● Request: Reproduce the data exactly and drop any pictures it holds.

● Saved entries:
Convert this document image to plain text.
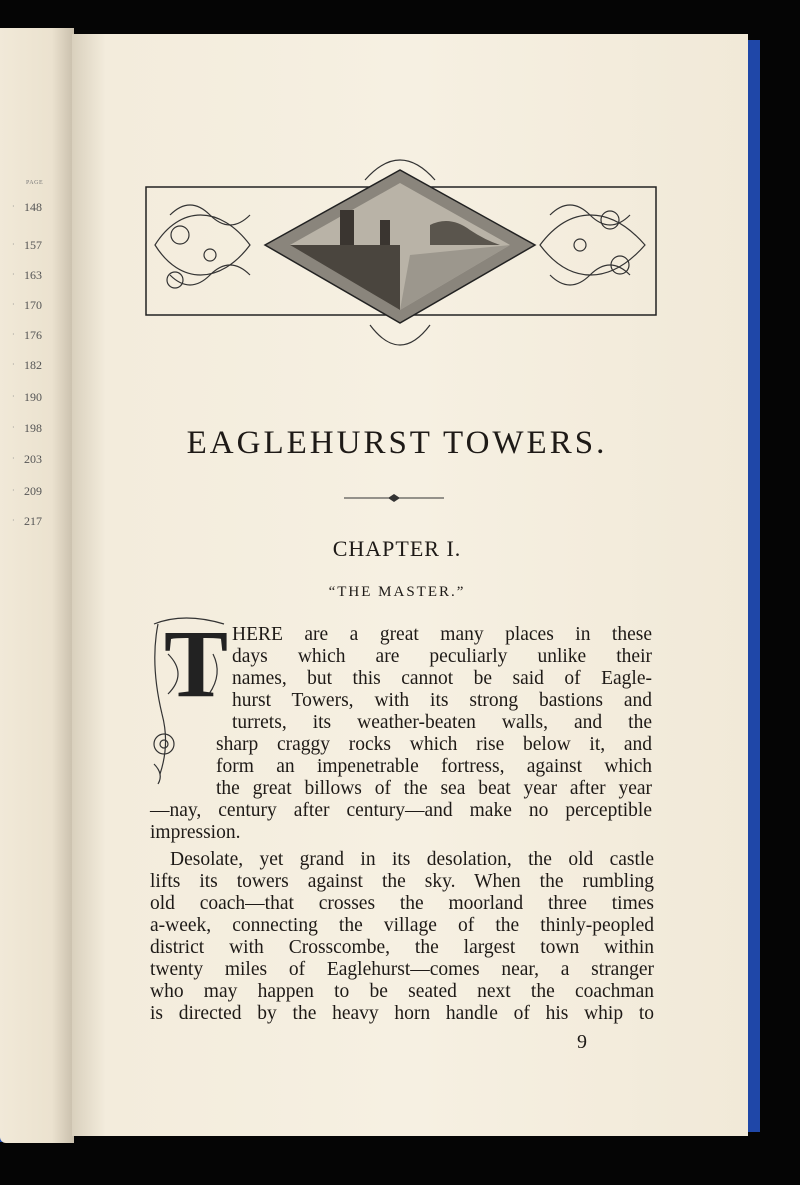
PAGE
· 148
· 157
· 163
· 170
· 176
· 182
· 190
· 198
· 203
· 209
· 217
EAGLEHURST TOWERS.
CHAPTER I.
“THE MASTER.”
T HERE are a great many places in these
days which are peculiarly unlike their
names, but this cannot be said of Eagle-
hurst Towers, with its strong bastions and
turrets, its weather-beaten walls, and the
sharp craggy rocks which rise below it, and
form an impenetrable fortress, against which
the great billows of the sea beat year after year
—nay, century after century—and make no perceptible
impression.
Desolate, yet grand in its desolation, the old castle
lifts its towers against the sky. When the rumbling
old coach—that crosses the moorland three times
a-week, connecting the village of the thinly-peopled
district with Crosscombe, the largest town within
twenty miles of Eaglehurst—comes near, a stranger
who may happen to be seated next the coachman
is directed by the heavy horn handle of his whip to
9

● Correct answer:
Convert this document image to plain text.
PAGE
· 148
· 157
· 163
· 170
· 176
· 182
· 190
· 198
· 203
· 209
· 217
EAGLEHURST TOWERS.
CHAPTER I.
“THE MASTER.”
T HERE are a great many places in these
days which are peculiarly unlike their
names, but this cannot be said of Eagle-
hurst Towers, with its strong bastions and
turrets, its weather-beaten walls, and the
sharp craggy rocks which rise below it, and
form an impenetrable fortress, against which
the great billows of the sea beat year after year
—nay, century after century—and make no perceptible
impression.
Desolate, yet grand in its desolation, the old castle
lifts its towers against the sky. When the rumbling
old coach—that crosses the moorland three times
a-week, connecting the village of the thinly-peopled
district with Crosscombe, the largest town within
twenty miles of Eaglehurst—comes near, a stranger
who may happen to be seated next the coachman
is directed by the heavy horn handle of his whip to
9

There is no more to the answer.